▶ **WHAT THIS TASK INVOLVES**
Reproduce the entries below in full, word for word.

▶ **INPUT FOR THIS TASK**

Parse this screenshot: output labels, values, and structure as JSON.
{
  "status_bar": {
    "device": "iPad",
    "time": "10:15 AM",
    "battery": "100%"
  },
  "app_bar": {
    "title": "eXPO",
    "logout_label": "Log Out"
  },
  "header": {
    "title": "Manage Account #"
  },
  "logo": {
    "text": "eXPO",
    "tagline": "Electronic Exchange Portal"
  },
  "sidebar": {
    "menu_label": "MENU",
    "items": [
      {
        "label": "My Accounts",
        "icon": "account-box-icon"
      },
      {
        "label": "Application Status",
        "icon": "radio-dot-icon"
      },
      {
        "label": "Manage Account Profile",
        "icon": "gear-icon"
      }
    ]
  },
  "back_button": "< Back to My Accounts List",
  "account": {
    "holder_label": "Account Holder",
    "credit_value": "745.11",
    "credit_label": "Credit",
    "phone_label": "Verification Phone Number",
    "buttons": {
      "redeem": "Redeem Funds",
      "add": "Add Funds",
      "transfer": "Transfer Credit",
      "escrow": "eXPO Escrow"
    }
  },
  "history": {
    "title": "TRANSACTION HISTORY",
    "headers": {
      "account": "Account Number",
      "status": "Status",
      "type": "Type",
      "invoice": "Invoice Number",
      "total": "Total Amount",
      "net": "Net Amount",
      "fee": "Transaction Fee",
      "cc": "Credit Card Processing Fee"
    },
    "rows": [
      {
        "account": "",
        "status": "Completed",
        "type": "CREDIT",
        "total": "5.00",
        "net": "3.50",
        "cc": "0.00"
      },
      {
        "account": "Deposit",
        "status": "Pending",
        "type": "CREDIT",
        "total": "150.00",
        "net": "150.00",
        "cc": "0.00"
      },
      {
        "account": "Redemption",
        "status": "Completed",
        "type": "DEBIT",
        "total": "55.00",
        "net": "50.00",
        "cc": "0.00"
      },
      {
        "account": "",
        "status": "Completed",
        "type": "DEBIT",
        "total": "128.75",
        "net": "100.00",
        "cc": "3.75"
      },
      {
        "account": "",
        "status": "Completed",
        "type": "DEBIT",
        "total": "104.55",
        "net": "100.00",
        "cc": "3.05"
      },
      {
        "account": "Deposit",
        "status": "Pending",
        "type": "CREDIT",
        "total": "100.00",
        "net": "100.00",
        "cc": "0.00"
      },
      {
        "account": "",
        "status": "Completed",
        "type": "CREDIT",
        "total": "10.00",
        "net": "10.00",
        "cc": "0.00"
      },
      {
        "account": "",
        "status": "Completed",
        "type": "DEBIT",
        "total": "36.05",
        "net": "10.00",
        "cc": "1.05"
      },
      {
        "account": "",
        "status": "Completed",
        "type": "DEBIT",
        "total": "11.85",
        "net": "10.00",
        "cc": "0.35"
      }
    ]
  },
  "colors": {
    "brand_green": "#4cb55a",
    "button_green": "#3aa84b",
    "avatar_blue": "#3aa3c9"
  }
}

▶ **WORKED SOLUTION**
Parse this screenshot: output labels, values, and structure as JSON.
{
  "status_bar": {
    "device": "iPad",
    "time": "10:15 AM",
    "battery": "100%"
  },
  "app_bar": {
    "title": "eXPO",
    "logout_label": "Log Out"
  },
  "header": {
    "title": "Manage Account #"
  },
  "logo": {
    "text": "eXPO",
    "tagline": "Electronic Exchange Portal"
  },
  "sidebar": {
    "menu_label": "MENU",
    "items": [
      {
        "label": "My Accounts",
        "icon": "account-box-icon"
      },
      {
        "label": "Application Status",
        "icon": "radio-dot-icon"
      },
      {
        "label": "Manage Account Profile",
        "icon": "gear-icon"
      }
    ]
  },
  "back_button": "< Back to My Accounts List",
  "account": {
    "holder_label": "Account Holder",
    "credit_value": "745.11",
    "credit_label": "Credit",
    "phone_label": "Verification Phone Number",
    "buttons": {
      "redeem": "Redeem Funds",
      "add": "Add Funds",
      "transfer": "Transfer Credit",
      "escrow": "eXPO Escrow"
    }
  },
  "history": {
    "title": "TRANSACTION HISTORY",
    "headers": {
      "account": "Account Number",
      "status": "Status",
      "type": "Type",
      "invoice": "Invoice Number",
      "total": "Total Amount",
      "net": "Net Amount",
      "fee": "Transaction Fee",
      "cc": "Credit Card Processing Fee"
    },
    "rows": [
      {
        "account": "",
        "status": "Completed",
        "type": "CREDIT",
        "total": "5.00",
        "net": "3.50",
        "cc": "0.00"
      },
      {
        "account": "Deposit",
        "status": "Pending",
        "type": "CREDIT",
        "total": "150.00",
        "net": "150.00",
        "cc": "0.00"
      },
      {
        "account": "Redemption",
        "status": "Completed",
        "type": "DEBIT",
        "total": "55.00",
        "net": "50.00",
        "cc": "0.00"
      },
      {
        "account": "",
        "status": "Completed",
        "type": "DEBIT",
        "total": "128.75",
        "net": "100.00",
        "cc": "3.75"
      },
      {
        "account": "",
        "status": "Completed",
        "type": "DEBIT",
        "total": "104.55",
        "net": "100.00",
        "cc": "3.05"
      },
      {
        "account": "Deposit",
        "status": "Pending",
        "type": "CREDIT",
        "total": "100.00",
        "net": "100.00",
        "cc": "0.00"
      },
      {
        "account": "",
        "status": "Completed",
        "type": "CREDIT",
        "total": "10.00",
        "net": "10.00",
        "cc": "0.00"
      },
      {
        "account": "",
        "status": "Completed",
        "type": "DEBIT",
        "total": "36.05",
        "net": "10.00",
        "cc": "1.05"
      },
      {
        "account": "",
        "status": "Completed",
        "type": "DEBIT",
        "total": "11.85",
        "net": "10.00",
        "cc": "0.35"
      }
    ]
  },
  "colors": {
    "brand_green": "#4cb55a",
    "button_green": "#3aa84b",
    "avatar_blue": "#3aa3c9"
  }
}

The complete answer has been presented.